Exercise instructions: From the material below, list every line containing "จำนวน".

=====

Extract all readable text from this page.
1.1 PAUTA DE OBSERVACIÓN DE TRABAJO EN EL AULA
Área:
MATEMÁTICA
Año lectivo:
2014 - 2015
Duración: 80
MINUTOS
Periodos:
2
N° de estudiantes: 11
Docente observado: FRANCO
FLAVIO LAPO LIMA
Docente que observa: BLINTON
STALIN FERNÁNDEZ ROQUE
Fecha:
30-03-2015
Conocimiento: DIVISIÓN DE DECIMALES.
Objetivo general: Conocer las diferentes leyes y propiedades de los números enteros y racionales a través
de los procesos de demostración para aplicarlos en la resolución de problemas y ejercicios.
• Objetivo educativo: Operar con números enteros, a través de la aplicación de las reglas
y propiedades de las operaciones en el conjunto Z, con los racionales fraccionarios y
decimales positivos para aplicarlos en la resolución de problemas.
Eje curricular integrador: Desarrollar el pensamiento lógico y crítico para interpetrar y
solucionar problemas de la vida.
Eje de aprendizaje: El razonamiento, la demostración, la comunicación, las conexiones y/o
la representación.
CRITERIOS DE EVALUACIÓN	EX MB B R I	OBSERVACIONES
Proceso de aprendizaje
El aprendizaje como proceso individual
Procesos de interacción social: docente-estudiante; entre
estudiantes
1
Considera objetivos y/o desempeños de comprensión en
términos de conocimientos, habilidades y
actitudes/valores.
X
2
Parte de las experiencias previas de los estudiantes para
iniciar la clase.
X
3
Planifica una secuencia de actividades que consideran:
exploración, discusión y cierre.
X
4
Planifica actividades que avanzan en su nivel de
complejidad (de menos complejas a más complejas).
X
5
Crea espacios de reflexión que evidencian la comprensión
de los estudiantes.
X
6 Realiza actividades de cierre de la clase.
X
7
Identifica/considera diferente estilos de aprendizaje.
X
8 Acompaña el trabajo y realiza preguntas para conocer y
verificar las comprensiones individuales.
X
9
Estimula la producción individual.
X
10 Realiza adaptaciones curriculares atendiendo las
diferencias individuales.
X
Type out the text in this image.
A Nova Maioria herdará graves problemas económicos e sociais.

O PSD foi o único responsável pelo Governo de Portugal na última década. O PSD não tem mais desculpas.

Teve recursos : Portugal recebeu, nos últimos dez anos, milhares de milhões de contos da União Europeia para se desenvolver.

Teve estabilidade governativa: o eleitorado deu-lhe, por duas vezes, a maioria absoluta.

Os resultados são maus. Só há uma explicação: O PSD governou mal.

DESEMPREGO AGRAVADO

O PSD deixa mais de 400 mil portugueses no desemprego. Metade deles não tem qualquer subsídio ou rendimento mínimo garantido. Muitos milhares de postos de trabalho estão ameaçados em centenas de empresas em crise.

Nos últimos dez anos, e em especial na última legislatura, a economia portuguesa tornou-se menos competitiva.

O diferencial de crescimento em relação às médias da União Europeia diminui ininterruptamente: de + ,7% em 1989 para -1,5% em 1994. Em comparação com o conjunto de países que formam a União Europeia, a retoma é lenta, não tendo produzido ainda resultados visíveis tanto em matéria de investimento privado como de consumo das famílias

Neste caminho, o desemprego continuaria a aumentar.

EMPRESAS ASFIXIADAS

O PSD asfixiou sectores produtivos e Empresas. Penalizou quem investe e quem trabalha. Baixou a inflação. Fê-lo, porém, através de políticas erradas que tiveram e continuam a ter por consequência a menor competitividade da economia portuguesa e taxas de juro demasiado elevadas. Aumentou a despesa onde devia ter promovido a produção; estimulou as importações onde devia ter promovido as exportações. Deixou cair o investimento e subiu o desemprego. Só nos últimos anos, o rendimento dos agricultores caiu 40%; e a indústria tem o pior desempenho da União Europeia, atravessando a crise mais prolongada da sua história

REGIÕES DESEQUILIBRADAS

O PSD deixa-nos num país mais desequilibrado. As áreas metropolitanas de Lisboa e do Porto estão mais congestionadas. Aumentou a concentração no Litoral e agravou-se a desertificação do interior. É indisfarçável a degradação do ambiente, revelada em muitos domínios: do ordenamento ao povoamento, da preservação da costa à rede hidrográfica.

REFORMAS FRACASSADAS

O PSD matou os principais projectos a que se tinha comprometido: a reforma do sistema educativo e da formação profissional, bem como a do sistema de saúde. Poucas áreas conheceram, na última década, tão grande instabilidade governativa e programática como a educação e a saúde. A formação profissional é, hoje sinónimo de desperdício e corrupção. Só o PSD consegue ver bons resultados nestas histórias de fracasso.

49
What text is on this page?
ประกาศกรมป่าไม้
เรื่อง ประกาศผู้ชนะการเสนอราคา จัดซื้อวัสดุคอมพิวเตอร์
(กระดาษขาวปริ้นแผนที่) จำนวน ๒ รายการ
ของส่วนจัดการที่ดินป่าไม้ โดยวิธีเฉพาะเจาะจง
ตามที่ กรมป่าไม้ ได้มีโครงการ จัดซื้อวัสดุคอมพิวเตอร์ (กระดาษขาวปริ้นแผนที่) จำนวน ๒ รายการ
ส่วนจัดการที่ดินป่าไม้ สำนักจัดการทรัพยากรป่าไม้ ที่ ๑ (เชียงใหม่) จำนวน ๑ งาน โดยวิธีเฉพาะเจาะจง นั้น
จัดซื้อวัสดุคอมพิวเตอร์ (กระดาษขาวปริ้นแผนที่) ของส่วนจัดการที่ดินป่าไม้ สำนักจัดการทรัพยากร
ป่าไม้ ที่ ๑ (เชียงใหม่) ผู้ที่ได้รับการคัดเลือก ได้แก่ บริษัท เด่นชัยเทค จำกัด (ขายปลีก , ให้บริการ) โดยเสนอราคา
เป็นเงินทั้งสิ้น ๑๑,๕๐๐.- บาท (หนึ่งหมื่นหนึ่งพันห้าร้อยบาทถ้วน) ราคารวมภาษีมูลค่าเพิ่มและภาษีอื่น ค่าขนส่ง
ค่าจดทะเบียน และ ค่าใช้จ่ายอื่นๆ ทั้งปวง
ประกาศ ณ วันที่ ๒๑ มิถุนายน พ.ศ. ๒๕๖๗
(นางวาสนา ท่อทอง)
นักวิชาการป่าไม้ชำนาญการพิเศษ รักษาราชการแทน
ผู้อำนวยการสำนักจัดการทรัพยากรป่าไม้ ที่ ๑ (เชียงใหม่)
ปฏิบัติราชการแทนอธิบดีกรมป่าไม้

=====

Result:
(กระดาษขาวปริ้นแผนที่) จำนวน ๒ รายการ
ตามที่ กรมป่าไม้ ได้มีโครงการ จัดซื้อวัสดุคอมพิวเตอร์ (กระดาษขาวปริ้นแผนที่) จำนวน ๒ รายการ
ส่วนจัดการที่ดินป่าไม้ สำนักจัดการทรัพยากรป่าไม้ ที่ ๑ (เชียงใหม่) จำนวน ๑ งาน โดยวิธีเฉพาะเจาะจง นั้น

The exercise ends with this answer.